[Stored entries]
┄┄┄┄┄┄┄┄┄┄
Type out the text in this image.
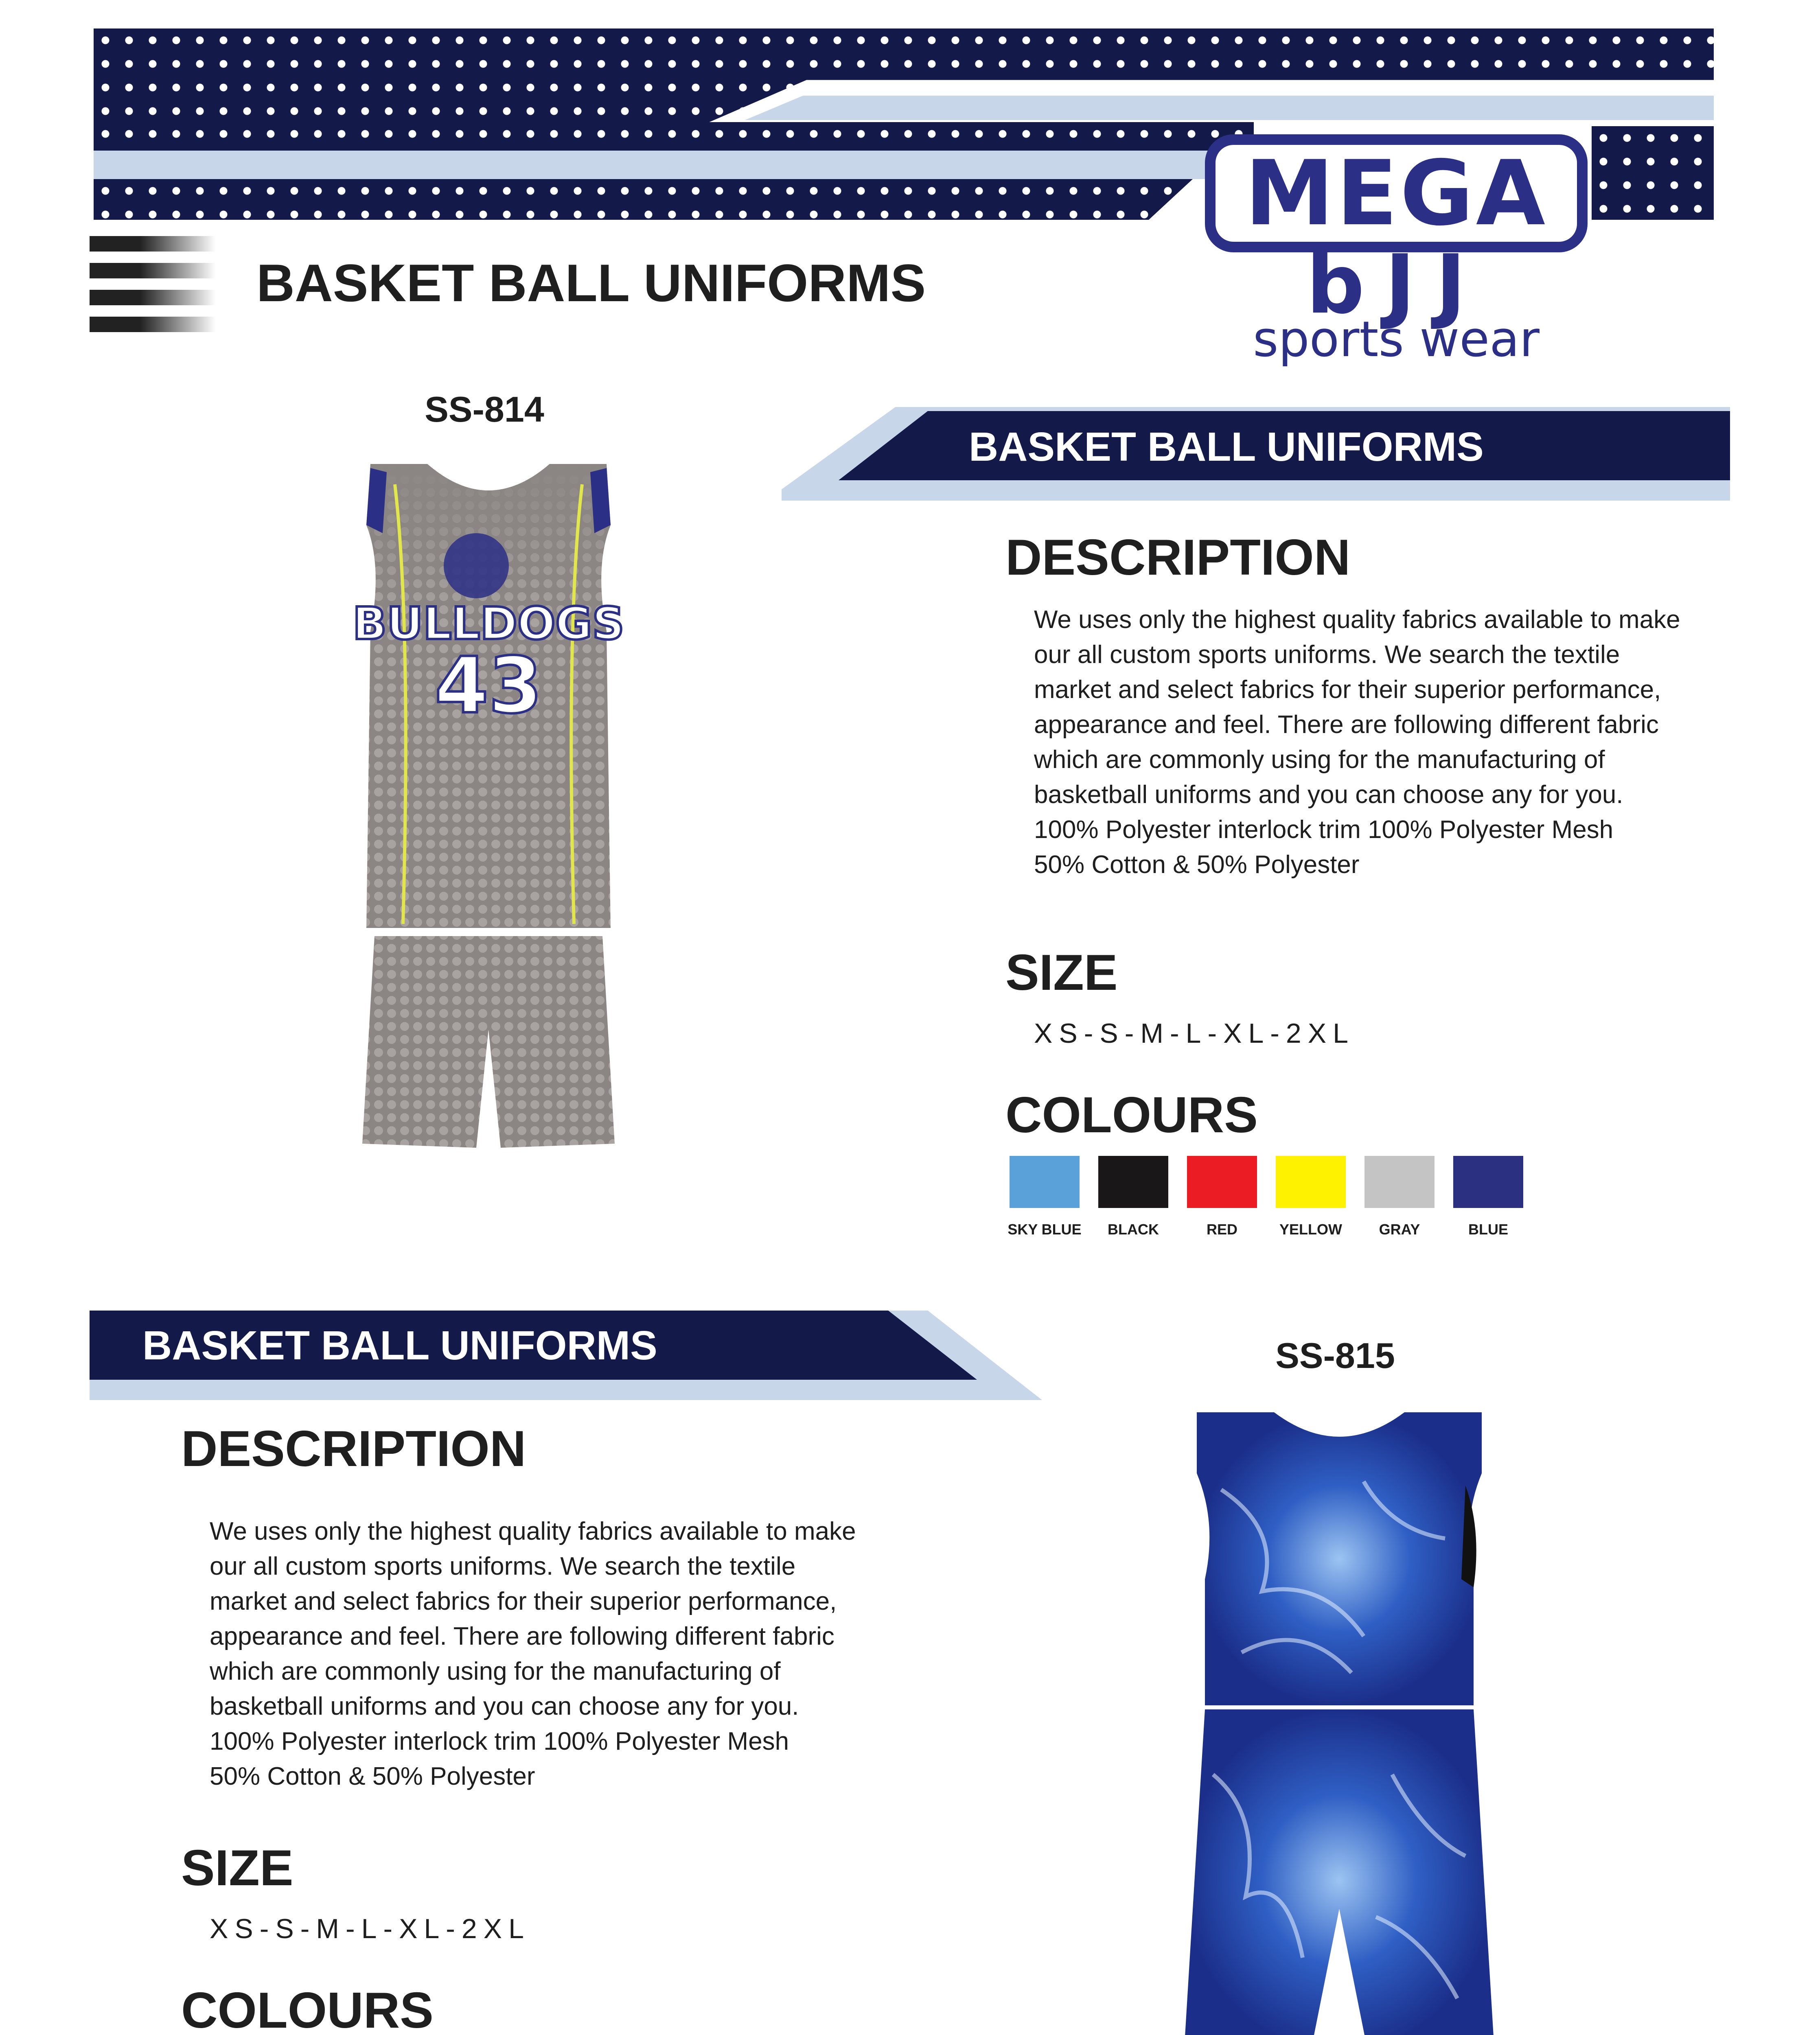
MEGA
bJJ
sports wear
BASKET BALL UNIFORMS
SS-814
BULLDOGS
43
BASKET BALL UNIFORMS
DESCRIPTION
We uses only the highest quality fabrics available to make
our all custom sports uniforms. We search the textile
market and select fabrics for their superior performance,
appearance and feel. There are following different fabric
which are commonly using for the manufacturing of
basketball uniforms and you can choose any for you.
100% Polyester interlock trim 100% Polyester Mesh
50% Cotton & 50% Polyester
SIZE
XS-S-M-L-XL-2XL
COLOURS
SKY BLUE	BLACK	RED	YELLOW	GRAY	BLUE
BASKET BALL UNIFORMS	SS-815
DESCRIPTION
We uses only the highest quality fabrics available to make
our all custom sports uniforms. We search the textile
market and select fabrics for their superior performance,
appearance and feel. There are following different fabric
which are commonly using for the manufacturing of
basketball uniforms and you can choose any for you.
100% Polyester interlock trim 100% Polyester Mesh
50% Cotton & 50% Polyester
SIZE
XS-S-M-L-XL-2XL
COLOURS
┄┄┄┄┄┄┄┄┄┄
- [Exercise prompt] Quote the material exactly. Pictures stay out.

- [Solution for this problem]
Type out the text in this image.
MEGA
bJJ
sports wear
BASKET BALL UNIFORMS
SS-814
BULLDOGS
43
BASKET BALL UNIFORMS
DESCRIPTION
We uses only the highest quality fabrics available to make
our all custom sports uniforms. We search the textile
market and select fabrics for their superior performance,
appearance and feel. There are following different fabric
which are commonly using for the manufacturing of
basketball uniforms and you can choose any for you.
100% Polyester interlock trim 100% Polyester Mesh
50% Cotton & 50% Polyester
SIZE
XS-S-M-L-XL-2XL
COLOURS
SKY BLUE	BLACK	RED	YELLOW	GRAY	BLUE
BASKET BALL UNIFORMS	SS-815
DESCRIPTION
We uses only the highest quality fabrics available to make
our all custom sports uniforms. We search the textile
market and select fabrics for their superior performance,
appearance and feel. There are following different fabric
which are commonly using for the manufacturing of
basketball uniforms and you can choose any for you.
100% Polyester interlock trim 100% Polyester Mesh
50% Cotton & 50% Polyester
SIZE
XS-S-M-L-XL-2XL
COLOURS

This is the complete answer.